(OBJECTIVES):
(a) Answer these questions using the redistricting rules.
(i) What overall range of deviation must a plan for state legislative districts not exceed?
(ii) Which census is the exclusive database for redistricting by the Nevada Legislature?
(iii) Who alone may request bill drafts that set forth specific boundaries of the state legislative districts?
(b) Return the lines of the records, unchanged, from their first line through the line containing "- svg-text:6: 6: [768, 518, 776, 534]", both ends included.

(PROVIDED PASSAGE):
※ ※ ※
Rule No. 13.1.  Equality of Representation.

    1.  In order to meet constitutional guidelines for deviations in

 population among state legislative districts, no plan, or proposed

 amendment thereto, will be considered that results in an overall

 range of deviation in excess of 10 percent, or a relative deviation in

 excess of plus or minus 5 percent from the ideal district population.

    2.  The population of each of the Nevada congressional districts

 must be as nearly equal as is practicable. Any population deviation

 among the congressional districts from the ideal district population

 must be necessary to achieve some legitimate state objective.

 Legitimate state objectives, as judicially determined, include

 making districts compact, respecting municipal boundaries,

 preserving the cores of prior districts and avoiding contests between

 incumbent representatives. In order to meet constitutional

 guidelines for congressional districts, no plan, or proposed

 amendment thereto, will be considered that results in an overall

 range of deviation in excess of 1 percent, or a relative deviation in

 excess of plus or minus one-half percent from the ideal district

 population.

    3.  Equality of population in accordance with the standard for

 state legislative districts is the goal of redistricting for the State

 Board of Education and the Board of Regents.

Rule No. 13.2.  Population Database.

    1.  The total state population, and the population of defined

 subunits thereof, as determined by the 2000 federal decennial

 census must be the exclusive database for redistricting by the

 Nevada Legislature.

    2.  Such 2000 census data as validated by the staff of the

 Legislative Counsel Bureau must be the exclusive database used for

 the evaluation of proposed redistricting plans for population

 equality.

Rule No. 13.3.  Districts.

    All district boundaries created by a redistricting plan must follow

 the census geography.

Rule No. 13.4.  Procedures of the Redistricting Committees.

    1.  A legislator or member of the public may present to the

 redistricting committees any plans or proposals relating to

 redistricting, including proposals for redistricting specific districts

 or all the state legislative districts, congressional districts, districts

 for the Board of Regents or districts for the State Board of

 Education for consideration by the redistricting committees.

    2.  Bill draft requests, including bills in skeletal form, setting

 forth specific boundaries of the state legislative districts,


congressional districts, districts for the Board of Regents or districts

for the State Board of Education, and amendments affecting a

 majority of the state legislative districts, may only be requested by

 the chairmen of the redistricting committees.
※ ※ ※
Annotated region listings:
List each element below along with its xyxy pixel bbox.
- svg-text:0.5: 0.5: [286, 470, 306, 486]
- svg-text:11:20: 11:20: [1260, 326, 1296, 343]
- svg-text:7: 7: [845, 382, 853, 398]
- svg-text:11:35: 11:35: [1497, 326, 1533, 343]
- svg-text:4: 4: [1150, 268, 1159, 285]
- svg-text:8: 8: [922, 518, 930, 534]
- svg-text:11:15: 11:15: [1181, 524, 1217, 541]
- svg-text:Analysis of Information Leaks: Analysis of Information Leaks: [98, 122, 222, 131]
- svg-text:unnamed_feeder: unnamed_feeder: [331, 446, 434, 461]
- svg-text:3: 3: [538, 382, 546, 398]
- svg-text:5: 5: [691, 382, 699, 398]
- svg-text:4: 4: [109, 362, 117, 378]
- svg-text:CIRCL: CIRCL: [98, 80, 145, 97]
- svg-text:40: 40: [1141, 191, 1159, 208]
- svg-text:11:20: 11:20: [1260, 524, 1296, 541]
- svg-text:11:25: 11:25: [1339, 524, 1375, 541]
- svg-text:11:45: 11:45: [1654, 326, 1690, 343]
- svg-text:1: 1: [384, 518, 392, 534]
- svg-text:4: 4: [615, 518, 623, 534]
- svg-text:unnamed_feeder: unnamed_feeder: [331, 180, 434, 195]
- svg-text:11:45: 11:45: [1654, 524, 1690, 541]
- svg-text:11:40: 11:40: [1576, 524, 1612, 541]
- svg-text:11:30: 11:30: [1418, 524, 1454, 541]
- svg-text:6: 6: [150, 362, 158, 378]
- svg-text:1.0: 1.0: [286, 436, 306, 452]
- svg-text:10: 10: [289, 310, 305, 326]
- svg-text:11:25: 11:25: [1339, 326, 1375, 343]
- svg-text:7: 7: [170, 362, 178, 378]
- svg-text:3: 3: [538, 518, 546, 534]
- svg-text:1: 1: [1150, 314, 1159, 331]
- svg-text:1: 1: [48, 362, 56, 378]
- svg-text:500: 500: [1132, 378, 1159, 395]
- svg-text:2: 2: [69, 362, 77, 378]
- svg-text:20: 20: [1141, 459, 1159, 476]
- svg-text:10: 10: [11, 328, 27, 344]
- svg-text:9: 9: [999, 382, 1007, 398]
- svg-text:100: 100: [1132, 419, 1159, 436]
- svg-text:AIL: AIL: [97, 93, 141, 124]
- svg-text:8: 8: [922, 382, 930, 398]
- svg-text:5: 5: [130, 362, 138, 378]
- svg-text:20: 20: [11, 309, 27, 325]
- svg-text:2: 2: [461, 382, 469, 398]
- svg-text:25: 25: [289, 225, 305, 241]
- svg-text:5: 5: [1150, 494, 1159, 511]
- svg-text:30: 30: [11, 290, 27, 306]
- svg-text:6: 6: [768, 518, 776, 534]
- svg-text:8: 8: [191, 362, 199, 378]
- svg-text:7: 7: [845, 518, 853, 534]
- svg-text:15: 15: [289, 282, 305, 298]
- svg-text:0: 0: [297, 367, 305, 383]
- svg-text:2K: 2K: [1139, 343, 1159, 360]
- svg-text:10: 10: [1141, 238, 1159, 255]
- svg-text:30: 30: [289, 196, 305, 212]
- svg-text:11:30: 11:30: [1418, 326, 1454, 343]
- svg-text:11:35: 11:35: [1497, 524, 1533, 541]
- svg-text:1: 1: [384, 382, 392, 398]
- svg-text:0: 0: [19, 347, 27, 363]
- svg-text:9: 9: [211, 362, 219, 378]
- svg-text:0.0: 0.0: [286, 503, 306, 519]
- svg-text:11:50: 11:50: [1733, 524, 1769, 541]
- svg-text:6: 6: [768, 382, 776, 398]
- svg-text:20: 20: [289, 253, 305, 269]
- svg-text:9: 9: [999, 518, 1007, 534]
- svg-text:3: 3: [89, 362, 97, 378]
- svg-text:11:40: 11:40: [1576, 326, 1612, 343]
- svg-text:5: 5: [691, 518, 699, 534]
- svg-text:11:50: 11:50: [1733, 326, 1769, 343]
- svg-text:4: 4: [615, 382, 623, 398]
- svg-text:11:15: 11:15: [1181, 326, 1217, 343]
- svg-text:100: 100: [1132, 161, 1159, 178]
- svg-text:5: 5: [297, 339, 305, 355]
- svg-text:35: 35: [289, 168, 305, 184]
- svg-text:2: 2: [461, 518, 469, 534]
※ ※ ※
(SOLUTIONS TO THE TASKS):
(a)
(i) 10 percent
(ii) The 2000 federal decennial census
(iii) The chairmen of the redistricting committees

(b)
List each element below along with its xyxy pixel bbox.
- svg-text:0.5: 0.5: [286, 470, 306, 486]
- svg-text:11:20: 11:20: [1260, 326, 1296, 343]
- svg-text:7: 7: [845, 382, 853, 398]
- svg-text:11:35: 11:35: [1497, 326, 1533, 343]
- svg-text:4: 4: [1150, 268, 1159, 285]
- svg-text:8: 8: [922, 518, 930, 534]
- svg-text:11:15: 11:15: [1181, 524, 1217, 541]
- svg-text:Analysis of Information Leaks: Analysis of Information Leaks: [98, 122, 222, 131]
- svg-text:unnamed_feeder: unnamed_feeder: [331, 446, 434, 461]
- svg-text:3: 3: [538, 382, 546, 398]
- svg-text:5: 5: [691, 382, 699, 398]
- svg-text:4: 4: [109, 362, 117, 378]
- svg-text:CIRCL: CIRCL: [98, 80, 145, 97]
- svg-text:40: 40: [1141, 191, 1159, 208]
- svg-text:11:20: 11:20: [1260, 524, 1296, 541]
- svg-text:11:25: 11:25: [1339, 524, 1375, 541]
- svg-text:11:45: 11:45: [1654, 326, 1690, 343]
- svg-text:1: 1: [384, 518, 392, 534]
- svg-text:4: 4: [615, 518, 623, 534]
- svg-text:unnamed_feeder: unnamed_feeder: [331, 180, 434, 195]
- svg-text:11:45: 11:45: [1654, 524, 1690, 541]
- svg-text:11:40: 11:40: [1576, 524, 1612, 541]
- svg-text:11:30: 11:30: [1418, 524, 1454, 541]
- svg-text:6: 6: [150, 362, 158, 378]
- svg-text:1.0: 1.0: [286, 436, 306, 452]
- svg-text:10: 10: [289, 310, 305, 326]
- svg-text:11:25: 11:25: [1339, 326, 1375, 343]
- svg-text:7: 7: [170, 362, 178, 378]
- svg-text:3: 3: [538, 518, 546, 534]
- svg-text:1: 1: [1150, 314, 1159, 331]
- svg-text:1: 1: [48, 362, 56, 378]
- svg-text:500: 500: [1132, 378, 1159, 395]
- svg-text:2: 2: [69, 362, 77, 378]
- svg-text:20: 20: [1141, 459, 1159, 476]
- svg-text:10: 10: [11, 328, 27, 344]
- svg-text:9: 9: [999, 382, 1007, 398]
- svg-text:100: 100: [1132, 419, 1159, 436]
- svg-text:AIL: AIL: [97, 93, 141, 124]
- svg-text:8: 8: [922, 382, 930, 398]
- svg-text:5: 5: [130, 362, 138, 378]
- svg-text:20: 20: [11, 309, 27, 325]
- svg-text:2: 2: [461, 382, 469, 398]
- svg-text:25: 25: [289, 225, 305, 241]
- svg-text:5: 5: [1150, 494, 1159, 511]
- svg-text:30: 30: [11, 290, 27, 306]
- svg-text:6: 6: [768, 518, 776, 534]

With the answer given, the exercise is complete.